_Your goal_.
Every record below should be printed exactly as given.

================================

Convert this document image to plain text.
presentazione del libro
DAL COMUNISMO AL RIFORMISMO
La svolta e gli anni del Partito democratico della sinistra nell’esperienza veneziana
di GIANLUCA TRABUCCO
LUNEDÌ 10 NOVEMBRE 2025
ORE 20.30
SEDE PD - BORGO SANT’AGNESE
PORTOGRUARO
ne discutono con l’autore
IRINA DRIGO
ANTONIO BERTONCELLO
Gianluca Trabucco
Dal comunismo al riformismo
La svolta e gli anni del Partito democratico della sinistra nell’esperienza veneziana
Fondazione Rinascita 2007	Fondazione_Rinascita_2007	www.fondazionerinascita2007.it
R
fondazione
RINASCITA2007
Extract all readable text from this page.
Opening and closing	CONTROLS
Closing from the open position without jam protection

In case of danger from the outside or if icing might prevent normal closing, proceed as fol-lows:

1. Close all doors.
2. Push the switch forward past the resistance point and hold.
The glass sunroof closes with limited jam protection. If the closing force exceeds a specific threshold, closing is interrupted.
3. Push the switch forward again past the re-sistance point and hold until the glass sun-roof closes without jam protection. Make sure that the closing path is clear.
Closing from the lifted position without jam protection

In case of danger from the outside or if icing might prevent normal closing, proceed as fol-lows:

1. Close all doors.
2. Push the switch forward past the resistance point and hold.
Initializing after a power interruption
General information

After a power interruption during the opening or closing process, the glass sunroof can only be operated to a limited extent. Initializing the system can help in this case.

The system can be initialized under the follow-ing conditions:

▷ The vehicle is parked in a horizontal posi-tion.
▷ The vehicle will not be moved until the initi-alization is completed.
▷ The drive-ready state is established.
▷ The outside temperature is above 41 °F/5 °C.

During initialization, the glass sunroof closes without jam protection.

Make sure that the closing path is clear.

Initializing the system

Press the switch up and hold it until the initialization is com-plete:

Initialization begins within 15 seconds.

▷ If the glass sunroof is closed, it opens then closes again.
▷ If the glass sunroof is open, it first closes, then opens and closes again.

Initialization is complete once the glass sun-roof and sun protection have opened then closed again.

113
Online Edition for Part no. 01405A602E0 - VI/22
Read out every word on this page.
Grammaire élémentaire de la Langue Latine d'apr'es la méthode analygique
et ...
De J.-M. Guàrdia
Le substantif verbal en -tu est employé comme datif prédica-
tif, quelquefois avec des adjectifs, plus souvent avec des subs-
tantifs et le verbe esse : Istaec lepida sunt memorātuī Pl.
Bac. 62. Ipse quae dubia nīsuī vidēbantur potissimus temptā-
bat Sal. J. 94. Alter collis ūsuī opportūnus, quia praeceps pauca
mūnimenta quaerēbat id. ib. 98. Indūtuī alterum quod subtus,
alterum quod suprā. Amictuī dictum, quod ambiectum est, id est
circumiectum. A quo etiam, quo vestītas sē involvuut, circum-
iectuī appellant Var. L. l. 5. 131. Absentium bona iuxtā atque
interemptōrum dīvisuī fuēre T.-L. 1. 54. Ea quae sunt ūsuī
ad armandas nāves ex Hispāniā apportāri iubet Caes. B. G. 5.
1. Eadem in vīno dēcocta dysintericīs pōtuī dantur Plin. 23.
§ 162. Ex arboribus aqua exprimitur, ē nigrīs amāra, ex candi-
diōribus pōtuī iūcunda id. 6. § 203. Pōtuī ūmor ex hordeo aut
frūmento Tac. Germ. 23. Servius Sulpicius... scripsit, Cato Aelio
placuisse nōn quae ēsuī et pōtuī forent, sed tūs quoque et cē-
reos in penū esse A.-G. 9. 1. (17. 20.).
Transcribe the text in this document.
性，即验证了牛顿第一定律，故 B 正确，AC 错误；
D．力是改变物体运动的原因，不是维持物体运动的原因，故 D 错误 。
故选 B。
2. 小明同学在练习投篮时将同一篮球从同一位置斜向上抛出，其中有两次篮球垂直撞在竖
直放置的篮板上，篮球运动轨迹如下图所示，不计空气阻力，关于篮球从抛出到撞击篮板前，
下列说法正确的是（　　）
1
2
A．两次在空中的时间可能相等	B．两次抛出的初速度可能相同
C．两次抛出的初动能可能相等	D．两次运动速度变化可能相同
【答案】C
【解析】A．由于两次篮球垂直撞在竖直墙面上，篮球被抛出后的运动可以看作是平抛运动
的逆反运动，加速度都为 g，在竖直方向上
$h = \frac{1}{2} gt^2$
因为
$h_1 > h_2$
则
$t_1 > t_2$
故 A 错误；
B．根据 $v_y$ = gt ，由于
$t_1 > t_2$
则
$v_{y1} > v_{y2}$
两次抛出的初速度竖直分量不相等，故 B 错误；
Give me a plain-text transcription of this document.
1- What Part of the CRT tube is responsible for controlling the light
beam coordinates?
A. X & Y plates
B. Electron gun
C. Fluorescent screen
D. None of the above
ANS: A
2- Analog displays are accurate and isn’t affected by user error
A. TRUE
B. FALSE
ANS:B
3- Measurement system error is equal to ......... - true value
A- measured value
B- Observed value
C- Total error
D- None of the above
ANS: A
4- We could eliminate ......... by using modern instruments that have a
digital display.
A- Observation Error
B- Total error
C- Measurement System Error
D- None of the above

================================

_Answer_.
Convert this document image to plain text.
presentazione del libro
DAL COMUNISMO AL RIFORMISMO
La svolta e gli anni del Partito democratico della sinistra nell’esperienza veneziana
di GIANLUCA TRABUCCO
LUNEDÌ 10 NOVEMBRE 2025
ORE 20.30
SEDE PD - BORGO SANT’AGNESE
PORTOGRUARO
ne discutono con l’autore
IRINA DRIGO
ANTONIO BERTONCELLO
Gianluca Trabucco
Dal comunismo al riformismo
La svolta e gli anni del Partito democratico della sinistra nell’esperienza veneziana
Fondazione Rinascita 2007	Fondazione_Rinascita_2007	www.fondazionerinascita2007.it
R
fondazione
RINASCITA2007
Extract all readable text from this page.
Opening and closing	CONTROLS
Closing from the open position without jam protection

In case of danger from the outside or if icing might prevent normal closing, proceed as fol-lows:

1. Close all doors.
2. Push the switch forward past the resistance point and hold.
The glass sunroof closes with limited jam protection. If the closing force exceeds a specific threshold, closing is interrupted.
3. Push the switch forward again past the re-sistance point and hold until the glass sun-roof closes without jam protection. Make sure that the closing path is clear.
Closing from the lifted position without jam protection

In case of danger from the outside or if icing might prevent normal closing, proceed as fol-lows:

1. Close all doors.
2. Push the switch forward past the resistance point and hold.
Initializing after a power interruption
General information

After a power interruption during the opening or closing process, the glass sunroof can only be operated to a limited extent. Initializing the system can help in this case.

The system can be initialized under the follow-ing conditions:

▷ The vehicle is parked in a horizontal posi-tion.
▷ The vehicle will not be moved until the initi-alization is completed.
▷ The drive-ready state is established.
▷ The outside temperature is above 41 °F/5 °C.

During initialization, the glass sunroof closes without jam protection.

Make sure that the closing path is clear.

Initializing the system

Press the switch up and hold it until the initialization is com-plete:

Initialization begins within 15 seconds.

▷ If the glass sunroof is closed, it opens then closes again.
▷ If the glass sunroof is open, it first closes, then opens and closes again.

Initialization is complete once the glass sun-roof and sun protection have opened then closed again.

113
Online Edition for Part no. 01405A602E0 - VI/22
Read out every word on this page.
Grammaire élémentaire de la Langue Latine d'apr'es la méthode analygique
et ...
De J.-M. Guàrdia
Le substantif verbal en -tu est employé comme datif prédica-
tif, quelquefois avec des adjectifs, plus souvent avec des subs-
tantifs et le verbe esse : Istaec lepida sunt memorātuī Pl.
Bac. 62. Ipse quae dubia nīsuī vidēbantur potissimus temptā-
bat Sal. J. 94. Alter collis ūsuī opportūnus, quia praeceps pauca
mūnimenta quaerēbat id. ib. 98. Indūtuī alterum quod subtus,
alterum quod suprā. Amictuī dictum, quod ambiectum est, id est
circumiectum. A quo etiam, quo vestītas sē involvuut, circum-
iectuī appellant Var. L. l. 5. 131. Absentium bona iuxtā atque
interemptōrum dīvisuī fuēre T.-L. 1. 54. Ea quae sunt ūsuī
ad armandas nāves ex Hispāniā apportāri iubet Caes. B. G. 5.
1. Eadem in vīno dēcocta dysintericīs pōtuī dantur Plin. 23.
§ 162. Ex arboribus aqua exprimitur, ē nigrīs amāra, ex candi-
diōribus pōtuī iūcunda id. 6. § 203. Pōtuī ūmor ex hordeo aut
frūmento Tac. Germ. 23. Servius Sulpicius... scripsit, Cato Aelio
placuisse nōn quae ēsuī et pōtuī forent, sed tūs quoque et cē-
reos in penū esse A.-G. 9. 1. (17. 20.).
Transcribe the text in this document.
性，即验证了牛顿第一定律，故 B 正确，AC 错误；
D．力是改变物体运动的原因，不是维持物体运动的原因，故 D 错误 。
故选 B。
2. 小明同学在练习投篮时将同一篮球从同一位置斜向上抛出，其中有两次篮球垂直撞在竖
直放置的篮板上，篮球运动轨迹如下图所示，不计空气阻力，关于篮球从抛出到撞击篮板前，
下列说法正确的是（　　）
1
2
A．两次在空中的时间可能相等	B．两次抛出的初速度可能相同
C．两次抛出的初动能可能相等	D．两次运动速度变化可能相同
【答案】C
【解析】A．由于两次篮球垂直撞在竖直墙面上，篮球被抛出后的运动可以看作是平抛运动
的逆反运动，加速度都为 g，在竖直方向上
$h = \frac{1}{2} gt^2$
因为
$h_1 > h_2$
则
$t_1 > t_2$
故 A 错误；
B．根据 $v_y$ = gt ，由于
$t_1 > t_2$
则
$v_{y1} > v_{y2}$
两次抛出的初速度竖直分量不相等，故 B 错误；
Give me a plain-text transcription of this document.
1- What Part of the CRT tube is responsible for controlling the light
beam coordinates?
A. X & Y plates
B. Electron gun
C. Fluorescent screen
D. None of the above
ANS: A
2- Analog displays are accurate and isn’t affected by user error
A. TRUE
B. FALSE
ANS:B
3- Measurement system error is equal to ......... - true value
A- measured value
B- Observed value
C- Total error
D- None of the above
ANS: A
4- We could eliminate ......... by using modern instruments that have a
digital display.
A- Observation Error
B- Total error
C- Measurement System Error
D- None of the above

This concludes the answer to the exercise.